# Exercise requirements
From the records below, copy every line that contains the word "interfaces".

# Supplied records
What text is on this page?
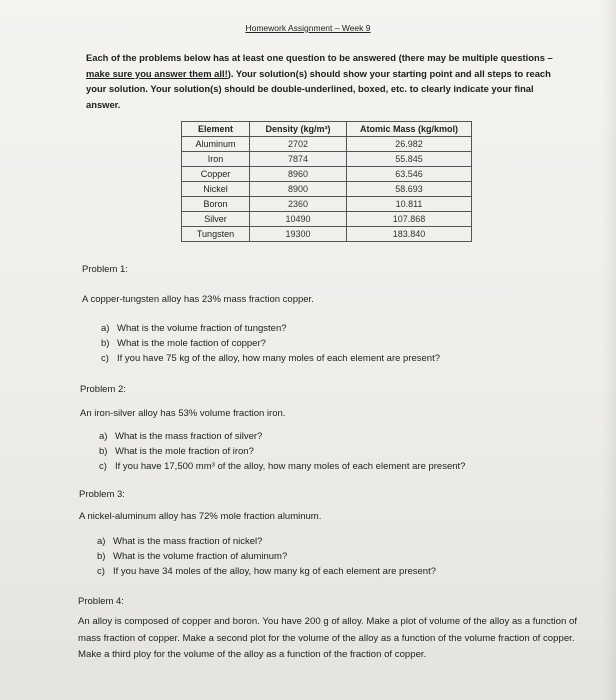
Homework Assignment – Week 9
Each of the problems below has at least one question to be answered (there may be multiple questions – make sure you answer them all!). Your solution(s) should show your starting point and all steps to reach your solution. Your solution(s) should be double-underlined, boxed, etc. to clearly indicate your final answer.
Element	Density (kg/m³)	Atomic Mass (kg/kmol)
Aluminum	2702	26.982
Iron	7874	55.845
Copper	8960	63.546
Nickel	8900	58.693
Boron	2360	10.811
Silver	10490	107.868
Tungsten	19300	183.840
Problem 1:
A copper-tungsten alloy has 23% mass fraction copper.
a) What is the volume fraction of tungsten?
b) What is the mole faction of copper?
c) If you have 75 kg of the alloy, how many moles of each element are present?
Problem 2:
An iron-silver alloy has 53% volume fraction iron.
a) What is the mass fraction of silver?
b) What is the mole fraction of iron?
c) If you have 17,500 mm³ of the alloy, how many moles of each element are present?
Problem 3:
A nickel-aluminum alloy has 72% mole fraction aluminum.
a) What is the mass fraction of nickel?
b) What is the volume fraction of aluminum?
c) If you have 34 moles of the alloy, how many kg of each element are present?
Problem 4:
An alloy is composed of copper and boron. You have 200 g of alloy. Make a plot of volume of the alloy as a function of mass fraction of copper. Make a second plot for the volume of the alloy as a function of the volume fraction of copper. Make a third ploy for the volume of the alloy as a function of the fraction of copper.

---

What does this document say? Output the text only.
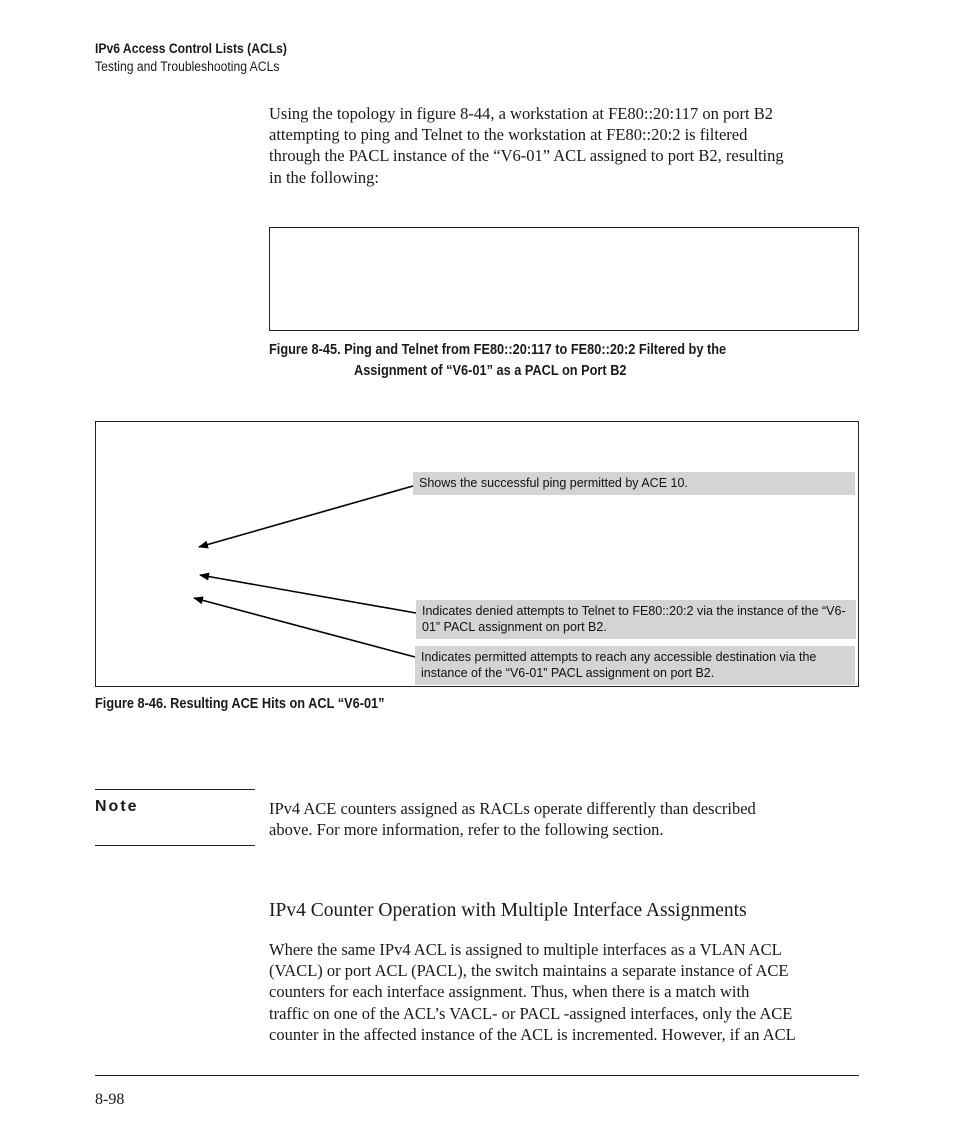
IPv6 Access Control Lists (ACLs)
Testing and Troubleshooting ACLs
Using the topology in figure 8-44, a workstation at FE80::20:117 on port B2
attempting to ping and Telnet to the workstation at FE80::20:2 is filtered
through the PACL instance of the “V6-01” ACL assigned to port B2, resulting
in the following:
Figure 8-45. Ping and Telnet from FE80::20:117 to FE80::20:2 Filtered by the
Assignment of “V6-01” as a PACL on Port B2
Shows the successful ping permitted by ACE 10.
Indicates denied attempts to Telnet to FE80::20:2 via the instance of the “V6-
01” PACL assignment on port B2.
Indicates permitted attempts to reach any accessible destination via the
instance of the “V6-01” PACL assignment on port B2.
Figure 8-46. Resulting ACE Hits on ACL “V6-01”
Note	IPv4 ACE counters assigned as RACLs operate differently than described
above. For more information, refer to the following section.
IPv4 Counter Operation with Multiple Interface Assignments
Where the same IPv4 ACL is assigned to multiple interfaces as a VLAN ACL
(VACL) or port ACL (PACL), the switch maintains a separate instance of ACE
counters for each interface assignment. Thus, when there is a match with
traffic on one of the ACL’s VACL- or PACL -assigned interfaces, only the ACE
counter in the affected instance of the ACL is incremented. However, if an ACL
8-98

* * *

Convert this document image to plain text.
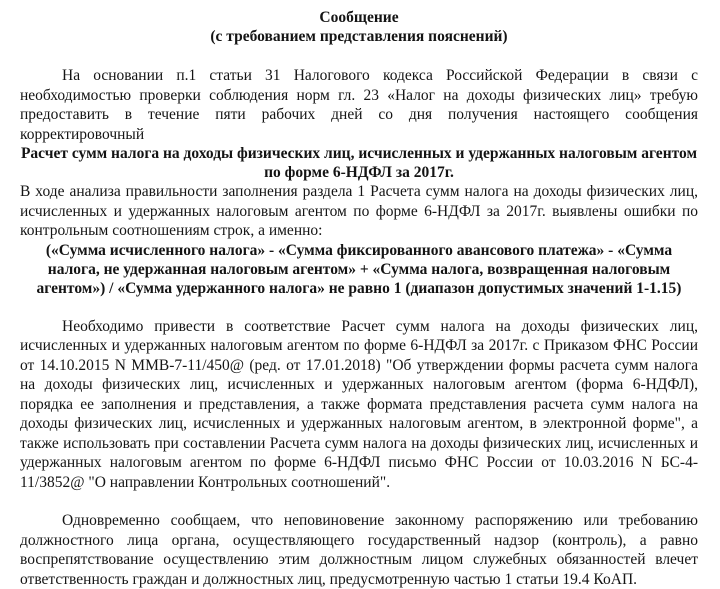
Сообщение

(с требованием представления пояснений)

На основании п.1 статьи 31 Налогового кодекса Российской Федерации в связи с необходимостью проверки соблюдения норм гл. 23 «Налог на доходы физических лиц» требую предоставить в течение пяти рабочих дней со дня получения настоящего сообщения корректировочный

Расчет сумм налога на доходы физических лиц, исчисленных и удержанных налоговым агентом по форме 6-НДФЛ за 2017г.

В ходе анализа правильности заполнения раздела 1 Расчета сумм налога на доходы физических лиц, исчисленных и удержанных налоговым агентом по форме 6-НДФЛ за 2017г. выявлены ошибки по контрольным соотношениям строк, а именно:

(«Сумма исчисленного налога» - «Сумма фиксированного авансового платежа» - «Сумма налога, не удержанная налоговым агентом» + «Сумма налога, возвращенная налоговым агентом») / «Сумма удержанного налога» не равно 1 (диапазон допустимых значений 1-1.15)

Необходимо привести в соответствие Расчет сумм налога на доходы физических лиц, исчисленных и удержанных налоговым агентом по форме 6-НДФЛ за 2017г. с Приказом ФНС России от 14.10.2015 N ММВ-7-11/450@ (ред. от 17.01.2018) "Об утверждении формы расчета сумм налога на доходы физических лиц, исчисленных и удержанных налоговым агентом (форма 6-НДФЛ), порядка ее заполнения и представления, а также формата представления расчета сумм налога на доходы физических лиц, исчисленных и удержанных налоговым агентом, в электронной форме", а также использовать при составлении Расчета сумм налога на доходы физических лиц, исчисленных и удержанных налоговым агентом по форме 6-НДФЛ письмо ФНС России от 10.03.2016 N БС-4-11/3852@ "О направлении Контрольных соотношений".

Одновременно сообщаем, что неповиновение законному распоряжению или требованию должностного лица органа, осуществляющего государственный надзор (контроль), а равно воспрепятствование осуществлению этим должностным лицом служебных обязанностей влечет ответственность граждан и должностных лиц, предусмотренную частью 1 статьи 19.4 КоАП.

# Result
Where the same IPv4 ACL is assigned to multiple interfaces as a VLAN ACL
traffic on one of the ACL’s VACL- or PACL -assigned interfaces, only the ACE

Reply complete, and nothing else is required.